━━ INPUT DATA

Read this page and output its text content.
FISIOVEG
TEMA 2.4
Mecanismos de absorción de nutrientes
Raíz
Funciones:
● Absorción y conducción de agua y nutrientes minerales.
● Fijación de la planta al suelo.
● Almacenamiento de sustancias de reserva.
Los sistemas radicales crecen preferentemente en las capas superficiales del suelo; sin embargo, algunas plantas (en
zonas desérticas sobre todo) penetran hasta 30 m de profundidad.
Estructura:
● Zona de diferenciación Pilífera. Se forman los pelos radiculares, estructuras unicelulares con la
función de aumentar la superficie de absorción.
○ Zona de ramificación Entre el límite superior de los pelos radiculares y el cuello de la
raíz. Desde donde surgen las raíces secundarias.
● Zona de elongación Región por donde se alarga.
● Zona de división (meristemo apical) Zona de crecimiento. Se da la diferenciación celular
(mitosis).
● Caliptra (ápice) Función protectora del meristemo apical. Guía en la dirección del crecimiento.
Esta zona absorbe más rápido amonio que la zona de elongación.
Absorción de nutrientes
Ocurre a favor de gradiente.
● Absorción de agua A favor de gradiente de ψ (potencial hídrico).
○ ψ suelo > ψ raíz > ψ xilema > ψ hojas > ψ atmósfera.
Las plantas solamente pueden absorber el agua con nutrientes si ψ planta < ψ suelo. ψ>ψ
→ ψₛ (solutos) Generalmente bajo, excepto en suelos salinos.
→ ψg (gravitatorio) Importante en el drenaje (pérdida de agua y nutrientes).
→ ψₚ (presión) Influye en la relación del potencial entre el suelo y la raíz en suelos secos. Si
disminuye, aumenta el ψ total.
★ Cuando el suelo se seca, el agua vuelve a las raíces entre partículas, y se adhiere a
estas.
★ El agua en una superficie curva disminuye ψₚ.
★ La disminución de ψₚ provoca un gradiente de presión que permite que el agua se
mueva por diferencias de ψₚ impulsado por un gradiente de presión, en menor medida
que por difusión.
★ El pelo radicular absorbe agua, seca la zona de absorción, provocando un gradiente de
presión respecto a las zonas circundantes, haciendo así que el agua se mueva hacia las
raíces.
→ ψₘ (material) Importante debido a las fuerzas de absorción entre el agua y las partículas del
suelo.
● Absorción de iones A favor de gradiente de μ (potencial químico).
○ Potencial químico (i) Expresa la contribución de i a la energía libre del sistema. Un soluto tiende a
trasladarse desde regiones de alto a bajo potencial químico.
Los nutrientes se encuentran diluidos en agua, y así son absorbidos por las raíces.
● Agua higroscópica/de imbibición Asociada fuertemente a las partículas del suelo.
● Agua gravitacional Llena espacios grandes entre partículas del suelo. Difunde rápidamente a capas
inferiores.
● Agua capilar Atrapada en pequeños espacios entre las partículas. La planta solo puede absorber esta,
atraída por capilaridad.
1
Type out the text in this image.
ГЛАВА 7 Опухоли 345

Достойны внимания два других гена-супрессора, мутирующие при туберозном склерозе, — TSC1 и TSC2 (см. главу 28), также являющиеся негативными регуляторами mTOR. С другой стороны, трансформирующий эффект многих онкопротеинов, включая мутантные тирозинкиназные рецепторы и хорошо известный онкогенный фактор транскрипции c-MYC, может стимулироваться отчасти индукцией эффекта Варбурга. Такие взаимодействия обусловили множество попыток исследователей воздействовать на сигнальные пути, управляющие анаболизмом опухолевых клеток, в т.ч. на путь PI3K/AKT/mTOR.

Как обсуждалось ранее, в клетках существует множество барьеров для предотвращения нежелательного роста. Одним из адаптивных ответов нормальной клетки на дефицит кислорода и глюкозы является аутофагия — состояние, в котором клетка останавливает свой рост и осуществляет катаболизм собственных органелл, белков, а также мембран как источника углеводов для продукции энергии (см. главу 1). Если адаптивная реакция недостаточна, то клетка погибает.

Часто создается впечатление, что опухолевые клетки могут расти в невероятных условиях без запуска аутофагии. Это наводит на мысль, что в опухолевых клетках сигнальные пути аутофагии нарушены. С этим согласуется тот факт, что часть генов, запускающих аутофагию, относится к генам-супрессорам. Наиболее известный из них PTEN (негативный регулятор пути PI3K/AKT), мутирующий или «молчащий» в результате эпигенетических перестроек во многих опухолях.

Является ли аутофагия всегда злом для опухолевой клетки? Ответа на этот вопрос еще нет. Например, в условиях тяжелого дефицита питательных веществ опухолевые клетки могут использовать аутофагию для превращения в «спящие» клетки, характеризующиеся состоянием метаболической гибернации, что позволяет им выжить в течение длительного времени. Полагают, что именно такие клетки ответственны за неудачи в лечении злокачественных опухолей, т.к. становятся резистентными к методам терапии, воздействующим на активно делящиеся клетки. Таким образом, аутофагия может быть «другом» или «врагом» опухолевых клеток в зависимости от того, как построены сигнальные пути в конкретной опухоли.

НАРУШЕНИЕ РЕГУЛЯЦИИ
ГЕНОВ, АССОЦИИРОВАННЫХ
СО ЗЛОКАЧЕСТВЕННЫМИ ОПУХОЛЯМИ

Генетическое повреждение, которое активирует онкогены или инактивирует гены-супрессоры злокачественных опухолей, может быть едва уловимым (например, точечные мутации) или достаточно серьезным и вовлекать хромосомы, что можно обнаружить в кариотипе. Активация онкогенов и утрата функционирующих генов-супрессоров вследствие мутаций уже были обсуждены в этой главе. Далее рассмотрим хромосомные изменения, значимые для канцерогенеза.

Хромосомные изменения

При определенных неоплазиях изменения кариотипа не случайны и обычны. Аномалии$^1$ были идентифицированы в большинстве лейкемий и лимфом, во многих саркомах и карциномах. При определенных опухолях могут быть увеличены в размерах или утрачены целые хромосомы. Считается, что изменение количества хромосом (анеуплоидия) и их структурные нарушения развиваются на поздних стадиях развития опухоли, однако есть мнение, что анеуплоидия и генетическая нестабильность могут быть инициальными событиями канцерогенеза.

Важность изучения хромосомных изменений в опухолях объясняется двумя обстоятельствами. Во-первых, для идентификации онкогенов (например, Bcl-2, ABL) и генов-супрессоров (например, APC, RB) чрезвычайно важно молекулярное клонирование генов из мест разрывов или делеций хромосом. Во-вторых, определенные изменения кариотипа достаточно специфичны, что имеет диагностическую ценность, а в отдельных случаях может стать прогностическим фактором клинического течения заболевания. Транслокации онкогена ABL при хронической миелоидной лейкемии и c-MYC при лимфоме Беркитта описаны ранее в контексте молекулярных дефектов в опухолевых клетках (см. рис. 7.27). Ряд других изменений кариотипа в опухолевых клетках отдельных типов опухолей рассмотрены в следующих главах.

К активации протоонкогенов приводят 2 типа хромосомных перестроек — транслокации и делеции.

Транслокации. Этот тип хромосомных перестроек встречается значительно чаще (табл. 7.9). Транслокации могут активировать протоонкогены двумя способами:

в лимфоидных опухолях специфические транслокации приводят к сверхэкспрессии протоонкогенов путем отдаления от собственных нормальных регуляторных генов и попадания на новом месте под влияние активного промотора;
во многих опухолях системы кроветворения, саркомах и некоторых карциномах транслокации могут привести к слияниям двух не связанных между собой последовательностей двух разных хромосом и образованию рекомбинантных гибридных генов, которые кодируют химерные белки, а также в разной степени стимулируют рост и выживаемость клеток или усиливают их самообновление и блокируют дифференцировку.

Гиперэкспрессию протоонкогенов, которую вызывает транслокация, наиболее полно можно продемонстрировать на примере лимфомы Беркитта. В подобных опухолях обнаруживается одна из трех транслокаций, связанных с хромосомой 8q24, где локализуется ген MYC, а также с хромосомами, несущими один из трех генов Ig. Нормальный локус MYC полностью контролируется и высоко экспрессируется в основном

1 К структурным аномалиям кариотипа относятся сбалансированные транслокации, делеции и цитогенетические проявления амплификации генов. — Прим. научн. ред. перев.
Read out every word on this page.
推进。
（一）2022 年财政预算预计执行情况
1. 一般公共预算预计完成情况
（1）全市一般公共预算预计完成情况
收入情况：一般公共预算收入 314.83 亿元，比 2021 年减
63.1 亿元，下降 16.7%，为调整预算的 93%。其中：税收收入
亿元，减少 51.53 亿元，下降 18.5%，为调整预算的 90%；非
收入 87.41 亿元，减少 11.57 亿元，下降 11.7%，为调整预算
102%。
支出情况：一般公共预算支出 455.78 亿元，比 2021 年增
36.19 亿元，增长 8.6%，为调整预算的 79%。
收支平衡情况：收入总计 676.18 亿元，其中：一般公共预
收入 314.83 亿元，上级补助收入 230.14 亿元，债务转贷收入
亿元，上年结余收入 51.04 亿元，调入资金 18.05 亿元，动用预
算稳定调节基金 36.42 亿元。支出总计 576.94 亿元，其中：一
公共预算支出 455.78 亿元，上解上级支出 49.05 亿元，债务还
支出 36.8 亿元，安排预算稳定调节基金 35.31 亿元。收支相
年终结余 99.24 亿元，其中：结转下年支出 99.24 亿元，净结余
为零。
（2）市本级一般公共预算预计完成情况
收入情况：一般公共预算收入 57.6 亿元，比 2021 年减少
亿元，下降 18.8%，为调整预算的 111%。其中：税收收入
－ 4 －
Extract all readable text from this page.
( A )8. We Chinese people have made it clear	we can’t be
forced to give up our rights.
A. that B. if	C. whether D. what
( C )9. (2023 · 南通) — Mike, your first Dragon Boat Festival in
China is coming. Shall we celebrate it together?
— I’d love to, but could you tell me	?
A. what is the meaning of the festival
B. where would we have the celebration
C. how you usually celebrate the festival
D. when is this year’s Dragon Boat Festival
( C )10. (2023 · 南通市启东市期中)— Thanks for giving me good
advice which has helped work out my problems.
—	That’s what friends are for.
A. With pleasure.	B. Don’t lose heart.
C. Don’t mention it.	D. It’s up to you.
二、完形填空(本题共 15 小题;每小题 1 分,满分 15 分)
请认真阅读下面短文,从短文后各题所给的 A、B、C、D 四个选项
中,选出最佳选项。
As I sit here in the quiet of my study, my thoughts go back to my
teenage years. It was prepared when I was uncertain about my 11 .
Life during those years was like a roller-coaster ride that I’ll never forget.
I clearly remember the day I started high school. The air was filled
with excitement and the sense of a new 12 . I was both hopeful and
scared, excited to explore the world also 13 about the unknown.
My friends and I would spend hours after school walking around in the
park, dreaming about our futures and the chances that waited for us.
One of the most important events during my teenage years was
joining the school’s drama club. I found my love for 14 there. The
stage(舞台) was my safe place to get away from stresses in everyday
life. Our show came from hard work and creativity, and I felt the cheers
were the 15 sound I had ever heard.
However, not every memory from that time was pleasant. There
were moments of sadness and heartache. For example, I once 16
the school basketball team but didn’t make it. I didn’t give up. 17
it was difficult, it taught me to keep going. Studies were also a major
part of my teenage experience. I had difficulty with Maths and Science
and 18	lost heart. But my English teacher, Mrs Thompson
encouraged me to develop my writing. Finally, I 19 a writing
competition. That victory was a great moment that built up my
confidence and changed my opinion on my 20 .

━━━━

WHAT YOU ARE ASKED TO DO
Copy every line from the entries that contains the word "also".

RESULT
scared, excited to explore the world also 13 about the unknown.
it was difficult, it taught me to keep going. Studies were also a major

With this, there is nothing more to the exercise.